(YOUR TASK): Look through the listing for the word "Enter". Copy each line that has it.

(Part of a data file):

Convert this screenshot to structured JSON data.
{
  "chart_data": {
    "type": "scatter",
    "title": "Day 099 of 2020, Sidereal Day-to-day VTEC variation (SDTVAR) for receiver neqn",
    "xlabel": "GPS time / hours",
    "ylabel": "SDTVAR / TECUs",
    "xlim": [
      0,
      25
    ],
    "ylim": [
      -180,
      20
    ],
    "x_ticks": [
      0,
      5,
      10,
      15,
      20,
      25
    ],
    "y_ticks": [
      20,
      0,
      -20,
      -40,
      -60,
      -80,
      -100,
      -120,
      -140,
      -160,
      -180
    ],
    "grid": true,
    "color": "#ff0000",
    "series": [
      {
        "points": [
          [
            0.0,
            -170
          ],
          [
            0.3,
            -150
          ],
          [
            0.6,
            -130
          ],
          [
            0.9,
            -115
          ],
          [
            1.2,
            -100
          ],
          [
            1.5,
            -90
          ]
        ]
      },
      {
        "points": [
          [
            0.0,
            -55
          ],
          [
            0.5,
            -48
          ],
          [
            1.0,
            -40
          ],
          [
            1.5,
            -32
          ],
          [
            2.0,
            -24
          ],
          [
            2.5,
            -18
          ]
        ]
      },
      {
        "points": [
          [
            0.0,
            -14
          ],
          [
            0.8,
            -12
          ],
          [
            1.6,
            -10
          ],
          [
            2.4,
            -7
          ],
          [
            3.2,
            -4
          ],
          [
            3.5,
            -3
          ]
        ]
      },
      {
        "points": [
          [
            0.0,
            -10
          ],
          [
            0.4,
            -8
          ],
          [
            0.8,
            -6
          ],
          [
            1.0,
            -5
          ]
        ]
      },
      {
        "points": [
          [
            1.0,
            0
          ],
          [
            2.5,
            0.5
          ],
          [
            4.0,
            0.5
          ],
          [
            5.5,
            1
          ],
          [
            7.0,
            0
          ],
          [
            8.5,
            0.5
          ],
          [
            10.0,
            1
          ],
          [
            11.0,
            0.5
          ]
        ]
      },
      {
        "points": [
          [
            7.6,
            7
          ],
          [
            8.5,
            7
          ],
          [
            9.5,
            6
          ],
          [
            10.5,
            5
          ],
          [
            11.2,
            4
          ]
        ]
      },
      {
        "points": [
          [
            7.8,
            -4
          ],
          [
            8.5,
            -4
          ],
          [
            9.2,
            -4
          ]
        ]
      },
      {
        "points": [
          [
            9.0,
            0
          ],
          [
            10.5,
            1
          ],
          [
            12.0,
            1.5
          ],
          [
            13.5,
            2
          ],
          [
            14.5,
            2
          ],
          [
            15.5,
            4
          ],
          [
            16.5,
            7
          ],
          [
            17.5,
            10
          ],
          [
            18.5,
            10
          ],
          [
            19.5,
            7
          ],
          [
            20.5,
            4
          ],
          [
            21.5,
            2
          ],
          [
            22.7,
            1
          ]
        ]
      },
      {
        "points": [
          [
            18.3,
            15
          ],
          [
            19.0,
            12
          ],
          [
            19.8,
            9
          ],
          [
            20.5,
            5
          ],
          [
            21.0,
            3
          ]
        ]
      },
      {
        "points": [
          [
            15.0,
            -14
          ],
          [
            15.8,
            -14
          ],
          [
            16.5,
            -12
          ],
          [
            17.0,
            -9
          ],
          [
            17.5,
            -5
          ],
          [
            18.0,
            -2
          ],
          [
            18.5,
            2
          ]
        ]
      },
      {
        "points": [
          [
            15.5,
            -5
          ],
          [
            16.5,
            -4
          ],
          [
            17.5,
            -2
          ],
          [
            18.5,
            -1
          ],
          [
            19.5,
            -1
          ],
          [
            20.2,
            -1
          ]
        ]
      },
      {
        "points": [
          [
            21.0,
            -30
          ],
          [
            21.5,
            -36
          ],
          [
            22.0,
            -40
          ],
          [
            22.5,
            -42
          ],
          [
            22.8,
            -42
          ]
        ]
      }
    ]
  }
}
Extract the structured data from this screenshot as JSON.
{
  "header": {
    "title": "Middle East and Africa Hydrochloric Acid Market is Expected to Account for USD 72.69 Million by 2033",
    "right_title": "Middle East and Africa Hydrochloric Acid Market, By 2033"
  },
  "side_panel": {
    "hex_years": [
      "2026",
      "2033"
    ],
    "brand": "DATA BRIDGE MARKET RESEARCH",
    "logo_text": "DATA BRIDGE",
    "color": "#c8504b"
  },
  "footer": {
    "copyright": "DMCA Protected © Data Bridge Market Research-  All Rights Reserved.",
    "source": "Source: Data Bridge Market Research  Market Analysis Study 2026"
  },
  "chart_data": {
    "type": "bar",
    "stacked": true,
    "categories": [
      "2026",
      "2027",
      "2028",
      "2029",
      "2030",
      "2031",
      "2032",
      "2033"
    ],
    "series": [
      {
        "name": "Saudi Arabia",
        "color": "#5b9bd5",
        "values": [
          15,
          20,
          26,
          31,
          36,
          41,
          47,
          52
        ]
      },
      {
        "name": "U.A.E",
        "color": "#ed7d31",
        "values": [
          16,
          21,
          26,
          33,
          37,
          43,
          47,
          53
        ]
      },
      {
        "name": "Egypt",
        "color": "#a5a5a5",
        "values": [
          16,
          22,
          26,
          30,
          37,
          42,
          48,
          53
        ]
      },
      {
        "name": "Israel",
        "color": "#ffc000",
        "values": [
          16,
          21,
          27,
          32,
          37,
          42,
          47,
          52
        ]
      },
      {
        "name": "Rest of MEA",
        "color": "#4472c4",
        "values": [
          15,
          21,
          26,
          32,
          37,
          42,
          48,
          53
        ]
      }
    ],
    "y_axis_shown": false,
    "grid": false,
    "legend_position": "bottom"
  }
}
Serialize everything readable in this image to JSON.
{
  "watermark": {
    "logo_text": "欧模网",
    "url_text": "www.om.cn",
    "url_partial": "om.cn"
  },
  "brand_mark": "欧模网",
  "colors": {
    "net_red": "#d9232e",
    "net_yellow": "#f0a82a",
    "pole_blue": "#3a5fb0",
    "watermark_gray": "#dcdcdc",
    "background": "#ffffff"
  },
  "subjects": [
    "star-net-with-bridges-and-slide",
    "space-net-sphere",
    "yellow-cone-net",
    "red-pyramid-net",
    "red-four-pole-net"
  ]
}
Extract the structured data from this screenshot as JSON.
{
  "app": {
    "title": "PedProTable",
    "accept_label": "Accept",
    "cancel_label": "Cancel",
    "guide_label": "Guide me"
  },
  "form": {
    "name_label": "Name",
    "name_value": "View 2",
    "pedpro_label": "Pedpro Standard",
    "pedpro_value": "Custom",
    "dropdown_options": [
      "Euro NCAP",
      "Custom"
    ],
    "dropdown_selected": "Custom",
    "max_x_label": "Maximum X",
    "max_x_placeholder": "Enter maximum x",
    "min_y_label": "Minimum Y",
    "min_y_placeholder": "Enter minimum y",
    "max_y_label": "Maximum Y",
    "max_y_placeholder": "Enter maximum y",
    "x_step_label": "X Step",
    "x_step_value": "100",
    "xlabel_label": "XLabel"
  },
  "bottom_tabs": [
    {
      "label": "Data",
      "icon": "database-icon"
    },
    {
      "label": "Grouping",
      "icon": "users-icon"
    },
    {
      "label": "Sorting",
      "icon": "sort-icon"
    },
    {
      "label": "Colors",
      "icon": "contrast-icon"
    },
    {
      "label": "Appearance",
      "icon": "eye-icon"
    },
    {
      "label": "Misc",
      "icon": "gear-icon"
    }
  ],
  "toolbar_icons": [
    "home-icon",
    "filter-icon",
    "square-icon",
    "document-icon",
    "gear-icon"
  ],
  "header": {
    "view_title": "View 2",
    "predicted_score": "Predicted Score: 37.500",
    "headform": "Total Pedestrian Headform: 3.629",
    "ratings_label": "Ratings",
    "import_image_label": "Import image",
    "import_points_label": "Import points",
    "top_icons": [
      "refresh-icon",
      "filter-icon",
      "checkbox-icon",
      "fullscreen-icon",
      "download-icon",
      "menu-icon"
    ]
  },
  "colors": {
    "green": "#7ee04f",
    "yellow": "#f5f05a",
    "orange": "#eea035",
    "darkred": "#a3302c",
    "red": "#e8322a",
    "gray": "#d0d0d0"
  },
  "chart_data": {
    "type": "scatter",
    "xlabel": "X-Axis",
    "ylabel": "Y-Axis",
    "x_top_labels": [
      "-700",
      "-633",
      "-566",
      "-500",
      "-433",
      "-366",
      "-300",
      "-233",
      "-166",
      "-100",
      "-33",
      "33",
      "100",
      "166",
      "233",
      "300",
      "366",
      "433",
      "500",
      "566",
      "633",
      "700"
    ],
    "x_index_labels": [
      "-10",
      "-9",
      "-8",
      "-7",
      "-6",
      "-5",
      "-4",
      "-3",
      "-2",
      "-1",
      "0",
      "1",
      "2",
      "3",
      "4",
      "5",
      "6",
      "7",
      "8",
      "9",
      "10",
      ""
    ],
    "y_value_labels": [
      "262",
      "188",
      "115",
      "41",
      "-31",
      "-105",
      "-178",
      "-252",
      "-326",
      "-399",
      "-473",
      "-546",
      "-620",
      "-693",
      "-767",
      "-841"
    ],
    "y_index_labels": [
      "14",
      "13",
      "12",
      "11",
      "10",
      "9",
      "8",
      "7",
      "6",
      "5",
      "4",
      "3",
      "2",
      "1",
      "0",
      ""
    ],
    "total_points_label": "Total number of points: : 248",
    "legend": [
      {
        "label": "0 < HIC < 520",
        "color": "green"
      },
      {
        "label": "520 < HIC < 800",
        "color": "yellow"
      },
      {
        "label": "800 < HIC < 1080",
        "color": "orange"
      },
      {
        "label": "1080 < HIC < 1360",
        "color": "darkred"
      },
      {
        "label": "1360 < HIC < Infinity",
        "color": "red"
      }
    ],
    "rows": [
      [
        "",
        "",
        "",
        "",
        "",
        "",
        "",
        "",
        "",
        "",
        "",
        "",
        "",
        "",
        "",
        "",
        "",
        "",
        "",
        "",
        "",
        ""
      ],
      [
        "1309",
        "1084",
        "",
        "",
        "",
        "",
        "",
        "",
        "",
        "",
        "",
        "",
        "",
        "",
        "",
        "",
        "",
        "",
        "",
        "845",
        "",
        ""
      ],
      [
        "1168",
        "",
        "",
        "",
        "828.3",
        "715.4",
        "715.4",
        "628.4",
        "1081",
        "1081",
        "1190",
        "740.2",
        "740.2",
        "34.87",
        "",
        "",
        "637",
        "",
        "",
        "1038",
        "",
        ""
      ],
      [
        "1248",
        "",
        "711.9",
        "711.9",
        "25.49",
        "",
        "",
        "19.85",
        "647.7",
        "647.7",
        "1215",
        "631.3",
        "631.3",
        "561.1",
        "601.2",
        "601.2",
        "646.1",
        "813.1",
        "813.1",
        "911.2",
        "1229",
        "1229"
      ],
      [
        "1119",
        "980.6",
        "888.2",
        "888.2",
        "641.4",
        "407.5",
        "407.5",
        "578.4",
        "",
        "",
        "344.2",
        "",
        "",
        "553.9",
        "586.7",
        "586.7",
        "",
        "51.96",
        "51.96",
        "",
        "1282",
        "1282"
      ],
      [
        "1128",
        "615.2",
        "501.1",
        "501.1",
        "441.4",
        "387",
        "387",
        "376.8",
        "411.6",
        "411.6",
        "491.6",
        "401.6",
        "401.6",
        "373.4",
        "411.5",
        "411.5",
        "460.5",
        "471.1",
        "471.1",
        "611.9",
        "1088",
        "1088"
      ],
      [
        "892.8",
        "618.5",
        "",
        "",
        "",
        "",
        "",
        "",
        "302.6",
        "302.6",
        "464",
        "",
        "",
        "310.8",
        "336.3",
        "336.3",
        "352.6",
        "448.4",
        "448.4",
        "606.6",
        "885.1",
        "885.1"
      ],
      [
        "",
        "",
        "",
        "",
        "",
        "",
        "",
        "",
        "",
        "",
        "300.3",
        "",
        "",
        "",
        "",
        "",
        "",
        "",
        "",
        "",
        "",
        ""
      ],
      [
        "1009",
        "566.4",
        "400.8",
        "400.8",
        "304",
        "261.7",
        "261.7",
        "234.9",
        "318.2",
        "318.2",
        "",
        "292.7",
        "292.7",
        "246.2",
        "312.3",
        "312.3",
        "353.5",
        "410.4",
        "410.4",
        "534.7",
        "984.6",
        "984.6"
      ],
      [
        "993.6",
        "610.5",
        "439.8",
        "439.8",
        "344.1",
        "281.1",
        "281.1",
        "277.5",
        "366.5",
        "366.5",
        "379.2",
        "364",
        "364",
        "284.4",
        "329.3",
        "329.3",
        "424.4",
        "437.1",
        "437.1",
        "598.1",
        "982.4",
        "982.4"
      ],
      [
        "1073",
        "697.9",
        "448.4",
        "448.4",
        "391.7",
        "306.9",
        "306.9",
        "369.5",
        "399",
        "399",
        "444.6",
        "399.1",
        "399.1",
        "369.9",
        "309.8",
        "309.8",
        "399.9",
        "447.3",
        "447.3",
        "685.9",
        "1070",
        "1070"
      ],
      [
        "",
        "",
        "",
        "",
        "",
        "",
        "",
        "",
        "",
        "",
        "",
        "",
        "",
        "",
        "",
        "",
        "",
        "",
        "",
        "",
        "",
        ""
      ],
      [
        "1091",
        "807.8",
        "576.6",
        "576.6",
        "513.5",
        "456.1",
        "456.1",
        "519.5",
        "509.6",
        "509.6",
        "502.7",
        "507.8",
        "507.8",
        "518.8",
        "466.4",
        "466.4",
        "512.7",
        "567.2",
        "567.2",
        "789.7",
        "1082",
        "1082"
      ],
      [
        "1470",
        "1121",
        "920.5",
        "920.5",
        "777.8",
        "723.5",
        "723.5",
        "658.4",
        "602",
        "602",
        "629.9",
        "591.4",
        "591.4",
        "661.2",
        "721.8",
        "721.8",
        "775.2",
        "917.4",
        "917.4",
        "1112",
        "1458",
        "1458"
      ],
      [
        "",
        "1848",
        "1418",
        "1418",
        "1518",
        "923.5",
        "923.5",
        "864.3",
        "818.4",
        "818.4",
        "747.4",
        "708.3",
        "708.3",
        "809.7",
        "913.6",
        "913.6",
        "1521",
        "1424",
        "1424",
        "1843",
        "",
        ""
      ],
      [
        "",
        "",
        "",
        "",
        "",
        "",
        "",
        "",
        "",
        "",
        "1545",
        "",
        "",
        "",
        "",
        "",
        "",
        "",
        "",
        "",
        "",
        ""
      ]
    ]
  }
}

(ANSWER TO THE EXERCISE):
    "max_x_placeholder": "Enter maximum x",
    "min_y_placeholder": "Enter minimum y",
    "max_y_placeholder": "Enter maximum y",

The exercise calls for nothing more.